Dataset items:
>> BEGIN
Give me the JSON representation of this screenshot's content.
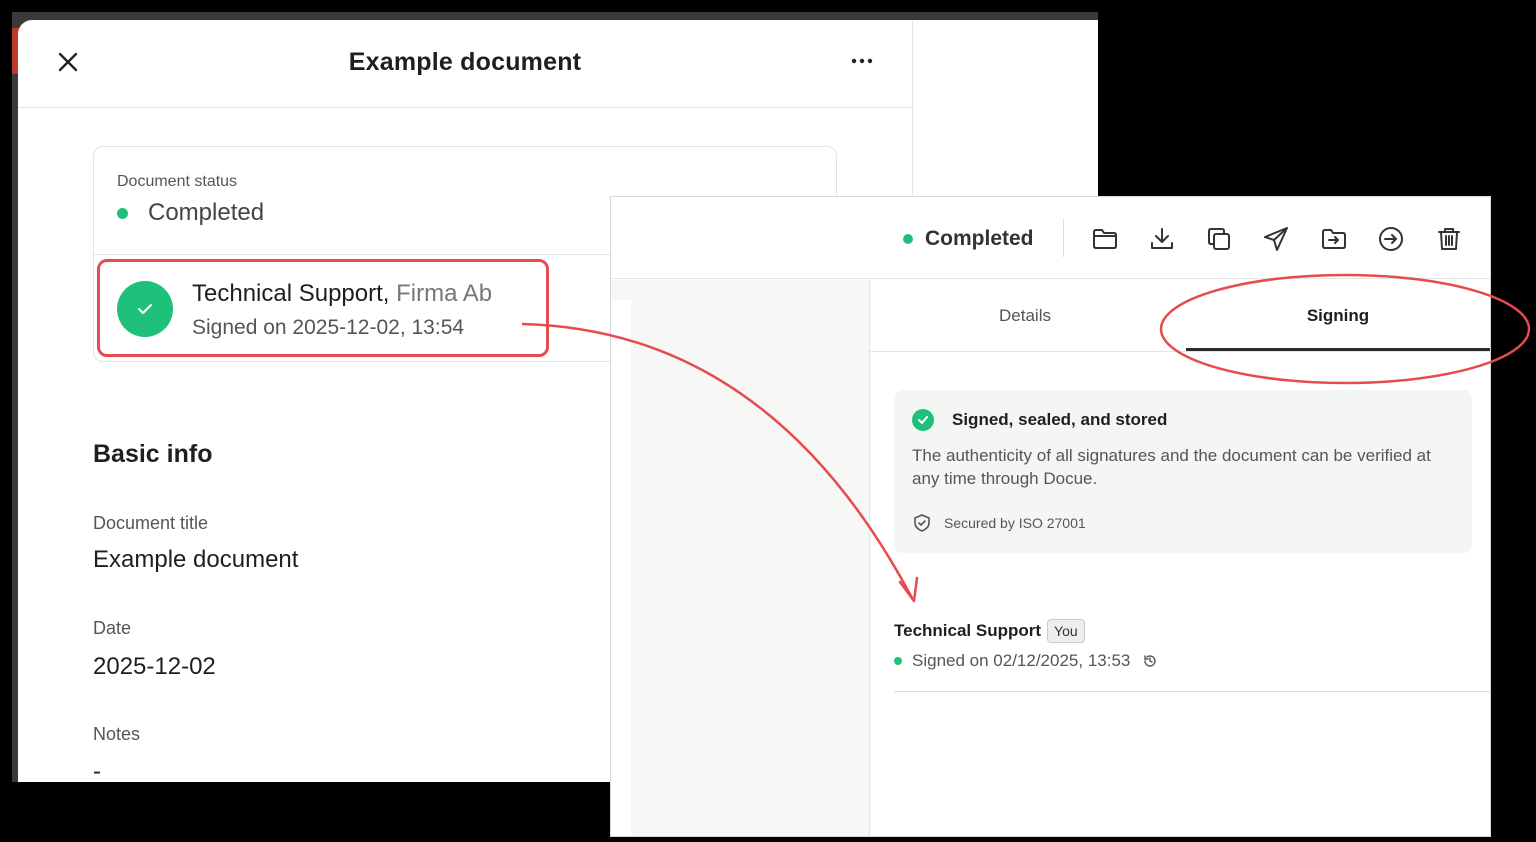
{
  "left_panel": {
    "title": "Example document",
    "status_label": "Document status",
    "status_value": "Completed",
    "signer": {
      "name": "Technical Support,",
      "company": "Firma Ab",
      "signed_text": "Signed on 2025-12-02, 13:54"
    },
    "basic_info_heading": "Basic info",
    "fields": [
      {
        "label": "Document title",
        "value": "Example document"
      },
      {
        "label": "Date",
        "value": "2025-12-02"
      },
      {
        "label": "Notes",
        "value": "-"
      }
    ]
  },
  "right_panel": {
    "toolbar_status": "Completed",
    "toolbar_icons": [
      "folder-icon",
      "download-icon",
      "copy-icon",
      "send-icon",
      "move-to-folder-icon",
      "sign-in-icon",
      "trash-icon"
    ],
    "tabs": [
      {
        "label": "Details",
        "active": false
      },
      {
        "label": "Signing",
        "active": true
      }
    ],
    "info_card": {
      "title": "Signed, sealed, and stored",
      "description": "The authenticity of all signatures and the document can be verified at any time through Docue.",
      "footer": "Secured by ISO 27001"
    },
    "signer": {
      "name": "Technical Support",
      "badge": "You",
      "signed_text": "Signed on 02/12/2025, 13:53"
    }
  },
  "colors": {
    "status_green": "#1ec07a",
    "annotation_red": "#e64b50"
  }
}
>> END
(TASK OBJECTIVE):
Copy every single line of the material above that holds "Technical".

(RESPONSE TO THIS EXERCISE):
      "name": "Technical Support,",
      "name": "Technical Support",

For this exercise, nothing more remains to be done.